= INSTRUCTION =
Below are some entries. Copy each line that holds the string "rápido".

Figure content listings
· · · ·
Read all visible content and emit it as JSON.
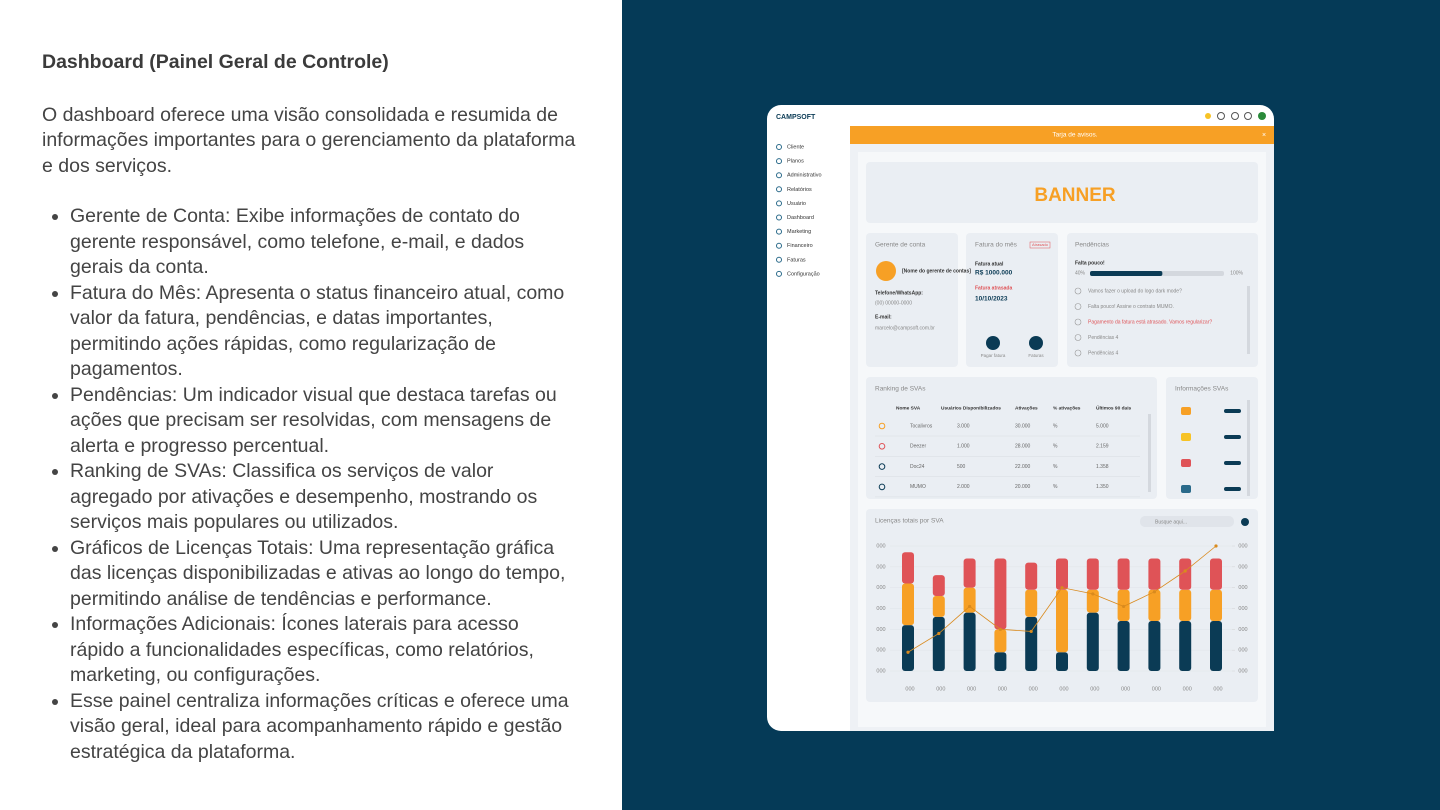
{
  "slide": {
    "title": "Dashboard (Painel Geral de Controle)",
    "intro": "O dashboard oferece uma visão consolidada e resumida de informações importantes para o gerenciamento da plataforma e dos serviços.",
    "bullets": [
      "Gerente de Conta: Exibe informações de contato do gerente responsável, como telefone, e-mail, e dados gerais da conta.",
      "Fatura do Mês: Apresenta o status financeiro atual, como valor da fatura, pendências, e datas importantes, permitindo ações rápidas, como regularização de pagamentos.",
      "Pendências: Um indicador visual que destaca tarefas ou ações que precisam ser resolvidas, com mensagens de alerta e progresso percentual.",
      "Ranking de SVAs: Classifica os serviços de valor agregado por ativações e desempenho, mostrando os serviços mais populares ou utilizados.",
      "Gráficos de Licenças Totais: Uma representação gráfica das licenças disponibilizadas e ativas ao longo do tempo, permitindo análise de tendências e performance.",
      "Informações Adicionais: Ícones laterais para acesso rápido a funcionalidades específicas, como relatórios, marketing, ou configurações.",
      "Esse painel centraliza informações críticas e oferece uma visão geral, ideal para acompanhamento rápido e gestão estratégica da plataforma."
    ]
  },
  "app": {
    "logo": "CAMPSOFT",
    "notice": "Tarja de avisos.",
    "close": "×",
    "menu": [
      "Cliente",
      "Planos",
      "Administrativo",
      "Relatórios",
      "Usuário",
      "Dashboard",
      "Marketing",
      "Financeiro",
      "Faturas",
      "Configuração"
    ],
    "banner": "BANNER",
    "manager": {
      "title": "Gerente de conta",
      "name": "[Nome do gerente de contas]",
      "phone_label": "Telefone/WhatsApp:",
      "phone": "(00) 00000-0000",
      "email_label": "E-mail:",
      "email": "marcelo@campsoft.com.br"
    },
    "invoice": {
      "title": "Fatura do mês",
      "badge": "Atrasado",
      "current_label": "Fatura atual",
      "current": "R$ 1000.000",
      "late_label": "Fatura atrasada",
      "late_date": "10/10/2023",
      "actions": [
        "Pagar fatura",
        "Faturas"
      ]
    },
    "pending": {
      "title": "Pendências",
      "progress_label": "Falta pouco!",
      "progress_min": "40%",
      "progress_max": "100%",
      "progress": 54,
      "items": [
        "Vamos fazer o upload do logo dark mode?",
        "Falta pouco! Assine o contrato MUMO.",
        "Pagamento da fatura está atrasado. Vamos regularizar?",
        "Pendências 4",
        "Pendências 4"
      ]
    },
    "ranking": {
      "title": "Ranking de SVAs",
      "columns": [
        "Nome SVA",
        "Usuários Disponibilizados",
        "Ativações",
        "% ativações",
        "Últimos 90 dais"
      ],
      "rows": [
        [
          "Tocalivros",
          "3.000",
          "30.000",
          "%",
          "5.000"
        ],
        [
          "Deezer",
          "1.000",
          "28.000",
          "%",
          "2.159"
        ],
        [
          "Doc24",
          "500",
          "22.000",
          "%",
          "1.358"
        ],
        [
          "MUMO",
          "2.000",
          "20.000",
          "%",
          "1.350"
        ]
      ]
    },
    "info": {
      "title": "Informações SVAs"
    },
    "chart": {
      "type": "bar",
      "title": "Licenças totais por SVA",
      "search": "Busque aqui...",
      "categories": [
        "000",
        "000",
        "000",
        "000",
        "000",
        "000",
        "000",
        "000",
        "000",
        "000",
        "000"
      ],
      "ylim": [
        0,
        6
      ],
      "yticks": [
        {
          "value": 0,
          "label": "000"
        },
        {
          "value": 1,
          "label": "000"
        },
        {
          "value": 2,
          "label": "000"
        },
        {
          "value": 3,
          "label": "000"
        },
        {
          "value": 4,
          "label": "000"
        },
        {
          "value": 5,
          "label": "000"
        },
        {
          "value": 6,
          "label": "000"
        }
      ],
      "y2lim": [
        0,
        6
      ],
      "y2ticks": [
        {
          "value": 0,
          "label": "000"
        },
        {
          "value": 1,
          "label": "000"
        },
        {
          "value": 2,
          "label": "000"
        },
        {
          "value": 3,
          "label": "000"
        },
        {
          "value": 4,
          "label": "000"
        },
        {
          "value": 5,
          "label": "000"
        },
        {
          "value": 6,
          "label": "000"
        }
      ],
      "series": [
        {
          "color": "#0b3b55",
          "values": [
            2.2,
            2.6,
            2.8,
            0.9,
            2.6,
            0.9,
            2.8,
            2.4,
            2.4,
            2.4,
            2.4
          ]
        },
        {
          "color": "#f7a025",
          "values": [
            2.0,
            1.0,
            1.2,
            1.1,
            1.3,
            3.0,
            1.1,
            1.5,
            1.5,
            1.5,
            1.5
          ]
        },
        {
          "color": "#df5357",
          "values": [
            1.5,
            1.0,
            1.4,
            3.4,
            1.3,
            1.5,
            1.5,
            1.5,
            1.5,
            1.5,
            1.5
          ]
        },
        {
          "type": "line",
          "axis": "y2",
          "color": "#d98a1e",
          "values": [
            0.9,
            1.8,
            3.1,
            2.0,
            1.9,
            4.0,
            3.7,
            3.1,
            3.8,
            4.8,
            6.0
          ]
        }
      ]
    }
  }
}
· · · ·
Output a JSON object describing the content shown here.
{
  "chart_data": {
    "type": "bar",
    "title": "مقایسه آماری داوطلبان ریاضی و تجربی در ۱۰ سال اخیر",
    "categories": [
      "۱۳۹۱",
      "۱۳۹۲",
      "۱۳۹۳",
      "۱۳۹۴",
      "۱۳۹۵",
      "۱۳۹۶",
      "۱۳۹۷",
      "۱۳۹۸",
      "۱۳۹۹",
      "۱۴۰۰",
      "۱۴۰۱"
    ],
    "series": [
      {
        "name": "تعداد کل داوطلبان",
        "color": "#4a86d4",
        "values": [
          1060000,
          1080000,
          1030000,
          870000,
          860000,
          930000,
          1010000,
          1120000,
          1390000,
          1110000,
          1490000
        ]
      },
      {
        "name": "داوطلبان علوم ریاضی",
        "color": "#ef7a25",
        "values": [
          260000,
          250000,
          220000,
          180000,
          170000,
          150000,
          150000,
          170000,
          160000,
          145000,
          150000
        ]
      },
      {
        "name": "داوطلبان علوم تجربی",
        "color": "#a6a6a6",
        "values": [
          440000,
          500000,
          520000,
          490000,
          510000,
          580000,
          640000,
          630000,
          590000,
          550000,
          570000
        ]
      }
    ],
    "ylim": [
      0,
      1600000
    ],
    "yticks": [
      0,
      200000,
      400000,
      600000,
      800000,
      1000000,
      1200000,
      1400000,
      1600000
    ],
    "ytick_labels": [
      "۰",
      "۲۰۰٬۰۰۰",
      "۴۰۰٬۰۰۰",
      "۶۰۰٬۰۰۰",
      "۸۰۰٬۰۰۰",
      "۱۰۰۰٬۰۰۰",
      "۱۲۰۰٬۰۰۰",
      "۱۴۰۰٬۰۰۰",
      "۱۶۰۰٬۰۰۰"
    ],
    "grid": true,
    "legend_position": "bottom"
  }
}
· · · ·
= ANSWER BELOW =
      "Informações Adicionais: Ícones laterais para acesso rápido a funcionalidades específicas, como relatórios, marketing, ou configurações.",
      "Esse painel centraliza informações críticas e oferece uma visão geral, ideal para acompanhamento rápido e gestão estratégica da plataforma."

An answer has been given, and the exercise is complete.